(SOURCE PASSAGE Opens)

Doctor with a patient

Research - personalized medicine

Just as each person in this world is unique, so are breast cancers. No two breast cancers are identical, as every cancer has a different genetic makeup. Personalized medicine uses information about a person to prevent, diagnose and treat the disease. It helps doctors choose treatments based on a person’s genes or other features of cancer the person has. While there is still a lot to learn, doctors hope that personalized medicine will provide people with cancer better outcomes from their treatment, with fewer side effects and a higher chance of becoming cancer-free.

Designating the funds you raise to research personalized treatments will help support several of Canada’s most promising breast cancer research projects, such as the one led by Dr Vivianne Freitas to develop an artificial intelligence tool that could help predict how people with breast cancer will respond to therapy before treatment. With funding from CCS, Dr Freitas and her team are training the tool using MRI data from 20,000 breast cancer scans and information about how these people responded to treatment. By using this tool on newly diagnosed people with breast cancer, the team hopes to predict in advance who will respond to therapy, reducing unnecessary treatment for those who won’t benefit while saving the healthcare system money.

researcher in a lab

Research - hard-to-treat breast cancers

Breast cancer is the second leading cause of cancer-related death among Canadian women. Thanks to the tremendous work of researchers, the 5-year net survival for breast cancer for Canadian women is 89%.

(SOURCE PASSAGE Closes)

WHAT THIS TASK INVOLVES:
Return everything from "Designating the funds" down to "healthcare system money." in the breast cancer research text, word for word. The lines that come next have no connection to the breast cancer research text.

(LISTED ENTRIES Opens)

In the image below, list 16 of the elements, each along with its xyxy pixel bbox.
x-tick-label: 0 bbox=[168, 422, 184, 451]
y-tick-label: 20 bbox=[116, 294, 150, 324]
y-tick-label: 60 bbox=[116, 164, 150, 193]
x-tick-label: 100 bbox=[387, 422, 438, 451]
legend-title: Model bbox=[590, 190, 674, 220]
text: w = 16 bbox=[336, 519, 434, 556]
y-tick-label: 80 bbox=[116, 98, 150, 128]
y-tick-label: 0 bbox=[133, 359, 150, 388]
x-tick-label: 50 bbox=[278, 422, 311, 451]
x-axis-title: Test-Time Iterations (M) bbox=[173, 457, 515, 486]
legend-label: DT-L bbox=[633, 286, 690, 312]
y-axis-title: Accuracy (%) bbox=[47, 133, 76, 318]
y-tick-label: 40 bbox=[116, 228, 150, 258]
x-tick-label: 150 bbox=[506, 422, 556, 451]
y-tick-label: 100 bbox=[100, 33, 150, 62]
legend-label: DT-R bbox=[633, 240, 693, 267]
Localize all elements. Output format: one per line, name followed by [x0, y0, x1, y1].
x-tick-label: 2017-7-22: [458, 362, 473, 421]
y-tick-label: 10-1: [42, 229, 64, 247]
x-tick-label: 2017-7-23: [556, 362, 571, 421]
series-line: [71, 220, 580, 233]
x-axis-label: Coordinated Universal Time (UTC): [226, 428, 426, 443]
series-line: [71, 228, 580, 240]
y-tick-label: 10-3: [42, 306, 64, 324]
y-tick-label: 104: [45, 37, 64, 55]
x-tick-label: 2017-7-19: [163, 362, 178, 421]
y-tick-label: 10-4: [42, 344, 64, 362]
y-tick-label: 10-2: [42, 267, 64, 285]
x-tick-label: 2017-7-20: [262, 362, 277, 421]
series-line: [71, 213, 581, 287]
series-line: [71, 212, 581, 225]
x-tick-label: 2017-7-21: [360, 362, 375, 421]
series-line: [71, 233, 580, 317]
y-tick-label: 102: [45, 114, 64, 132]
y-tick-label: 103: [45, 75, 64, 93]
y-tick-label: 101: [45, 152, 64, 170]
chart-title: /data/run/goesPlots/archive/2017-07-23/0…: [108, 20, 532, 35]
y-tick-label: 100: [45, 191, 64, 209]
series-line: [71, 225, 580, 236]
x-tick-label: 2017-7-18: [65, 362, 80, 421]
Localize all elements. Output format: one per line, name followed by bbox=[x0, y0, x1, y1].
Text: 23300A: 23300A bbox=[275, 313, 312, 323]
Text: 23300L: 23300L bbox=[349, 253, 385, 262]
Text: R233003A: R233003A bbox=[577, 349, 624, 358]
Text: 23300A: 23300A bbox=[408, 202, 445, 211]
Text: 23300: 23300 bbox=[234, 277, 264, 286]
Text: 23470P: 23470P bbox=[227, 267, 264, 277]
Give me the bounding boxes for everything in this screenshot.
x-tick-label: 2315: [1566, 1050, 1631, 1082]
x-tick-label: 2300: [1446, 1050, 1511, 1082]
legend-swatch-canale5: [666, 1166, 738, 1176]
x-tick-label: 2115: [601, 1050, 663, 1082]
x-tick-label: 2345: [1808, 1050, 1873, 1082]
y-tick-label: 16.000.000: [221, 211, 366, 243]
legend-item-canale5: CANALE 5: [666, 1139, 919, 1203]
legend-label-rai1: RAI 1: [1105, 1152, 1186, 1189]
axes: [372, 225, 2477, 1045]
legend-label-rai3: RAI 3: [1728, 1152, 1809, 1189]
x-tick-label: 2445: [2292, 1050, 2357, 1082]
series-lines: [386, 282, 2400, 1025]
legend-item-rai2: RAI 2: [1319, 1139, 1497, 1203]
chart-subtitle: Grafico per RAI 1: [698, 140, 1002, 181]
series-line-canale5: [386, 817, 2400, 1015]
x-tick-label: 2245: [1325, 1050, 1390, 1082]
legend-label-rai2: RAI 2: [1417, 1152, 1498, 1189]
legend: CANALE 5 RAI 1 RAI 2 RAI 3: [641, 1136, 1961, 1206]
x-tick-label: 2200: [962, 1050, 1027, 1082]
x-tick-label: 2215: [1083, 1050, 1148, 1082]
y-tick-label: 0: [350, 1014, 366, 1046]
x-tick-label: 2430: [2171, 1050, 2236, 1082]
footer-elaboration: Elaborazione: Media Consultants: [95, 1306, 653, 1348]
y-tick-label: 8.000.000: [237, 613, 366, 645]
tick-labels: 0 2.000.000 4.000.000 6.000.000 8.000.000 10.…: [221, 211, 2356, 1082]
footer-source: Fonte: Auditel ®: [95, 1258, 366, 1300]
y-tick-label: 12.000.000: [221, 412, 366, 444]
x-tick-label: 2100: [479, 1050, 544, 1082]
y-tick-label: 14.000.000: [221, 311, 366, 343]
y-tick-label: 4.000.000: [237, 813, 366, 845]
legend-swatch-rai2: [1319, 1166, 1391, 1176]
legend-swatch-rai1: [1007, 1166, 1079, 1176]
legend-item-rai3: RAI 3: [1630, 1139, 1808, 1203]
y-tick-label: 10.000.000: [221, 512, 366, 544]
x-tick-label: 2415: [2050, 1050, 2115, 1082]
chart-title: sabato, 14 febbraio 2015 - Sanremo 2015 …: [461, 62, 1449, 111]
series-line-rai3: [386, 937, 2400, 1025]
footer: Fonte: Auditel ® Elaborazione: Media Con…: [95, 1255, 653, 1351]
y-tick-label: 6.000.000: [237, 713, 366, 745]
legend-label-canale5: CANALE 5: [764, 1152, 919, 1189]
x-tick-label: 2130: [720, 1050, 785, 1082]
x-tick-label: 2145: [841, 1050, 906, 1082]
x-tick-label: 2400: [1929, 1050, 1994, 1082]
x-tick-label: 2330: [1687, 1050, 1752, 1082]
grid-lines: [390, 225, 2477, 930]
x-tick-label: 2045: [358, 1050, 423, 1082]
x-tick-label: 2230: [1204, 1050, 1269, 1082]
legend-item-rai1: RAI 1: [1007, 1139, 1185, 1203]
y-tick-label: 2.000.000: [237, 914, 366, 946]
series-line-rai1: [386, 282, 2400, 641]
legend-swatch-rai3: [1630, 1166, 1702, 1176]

(LISTED ENTRIES Closes)

EXERCISE OUTPUT:
Designating the funds you raise to research personalized treatments will help support several of Canada’s most promising breast cancer research projects, such as the one led by Dr Vivianne Freitas to develop an artificial intelligence tool that could help predict how people with breast cancer will respond to therapy before treatment. With funding from CCS, Dr Freitas and her team are training the tool using MRI data from 20,000 breast cancer scans and information about how these people responded to treatment. By using this tool on newly diagnosed people with breast cancer, the team hopes to predict in advance who will respond to therapy, reducing unnecessary treatment for those who won’t benefit while saving the healthcare system money.